*EXERCISE DIRECTIONS*
Working from the material below, print the lines from the line holding "Transcribe this image's" through its final line, inclusive, exactly and with nothing else; pictures are excluded.

*DATASET CONTENT*

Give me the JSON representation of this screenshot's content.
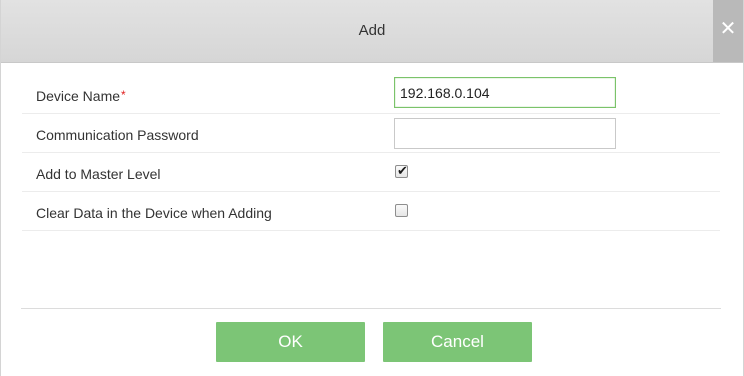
{
  "dialog": {
    "title": "Add",
    "close_symbol": "✕"
  },
  "form": {
    "device_name": {
      "label": "Device Name",
      "required_marker": "*",
      "value": "192.168.0.104"
    },
    "communication_password": {
      "label": "Communication Password",
      "value": ""
    },
    "add_to_master_level": {
      "label": "Add to Master Level",
      "checked": true,
      "check_symbol": "✔"
    },
    "clear_data": {
      "label": "Clear Data in the Device when Adding",
      "checked": false
    }
  },
  "buttons": {
    "ok_label": "OK",
    "cancel_label": "Cancel"
  },
  "colors": {
    "button_green": "#7cc576",
    "focused_border": "#7bc36a",
    "required_red": "#e02020",
    "titlebar_gray": "#dcdcdc"
  },
  "icons": {
    "close": "close-icon",
    "check": "checkmark-icon"
  }
}
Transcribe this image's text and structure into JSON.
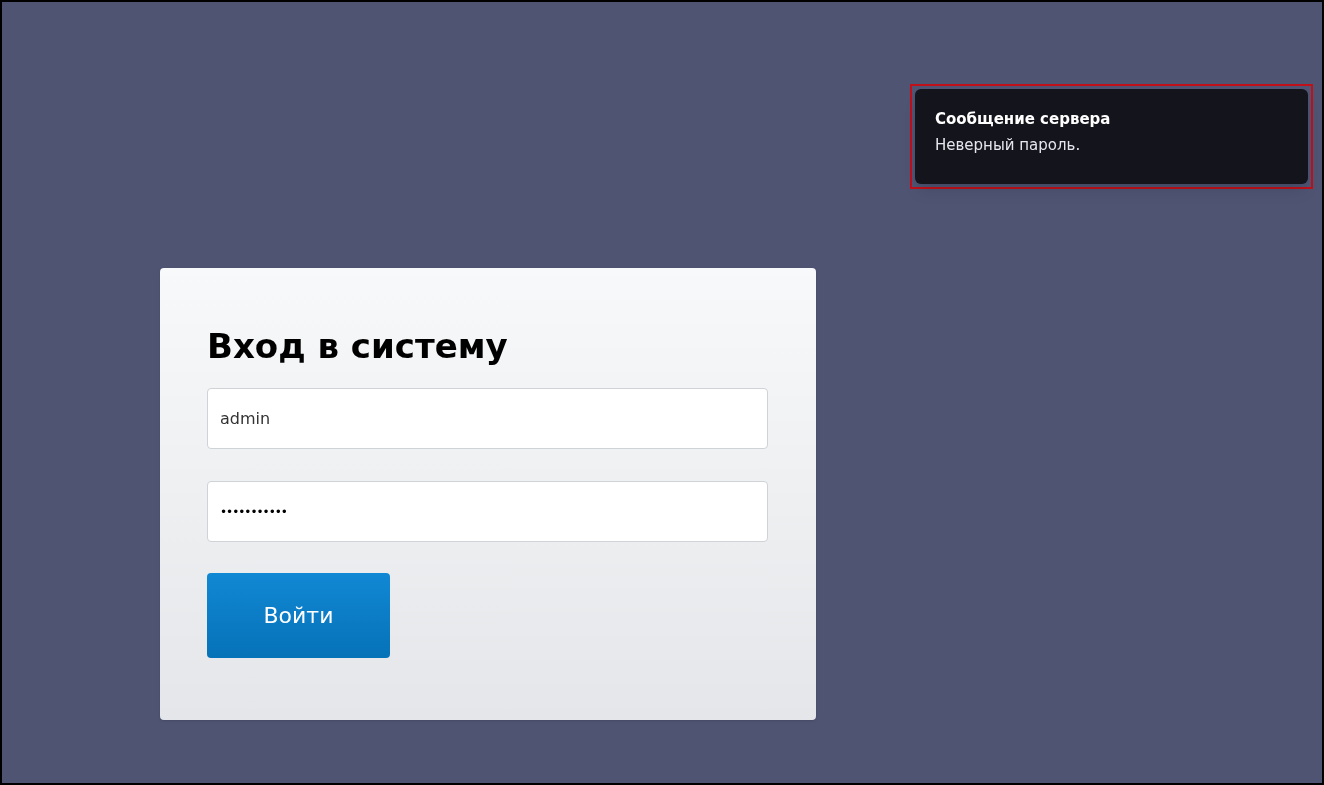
{
  "toast": {
    "title": "Сообщение сервера",
    "message": "Неверный пароль.",
    "highlighted": true
  },
  "login": {
    "title": "Вход в систему",
    "username": "admin",
    "password": "•••••••••••",
    "button": "Войти"
  }
}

*COMPLETED TASK*
Transcribe this image's text and structure into JSON.
{
  "toast": {
    "title": "Сообщение сервера",
    "message": "Неверный пароль.",
    "highlighted": true
  },
  "login": {
    "title": "Вход в систему",
    "username": "admin",
    "password": "•••••••••••",
    "button": "Войти"
  }
}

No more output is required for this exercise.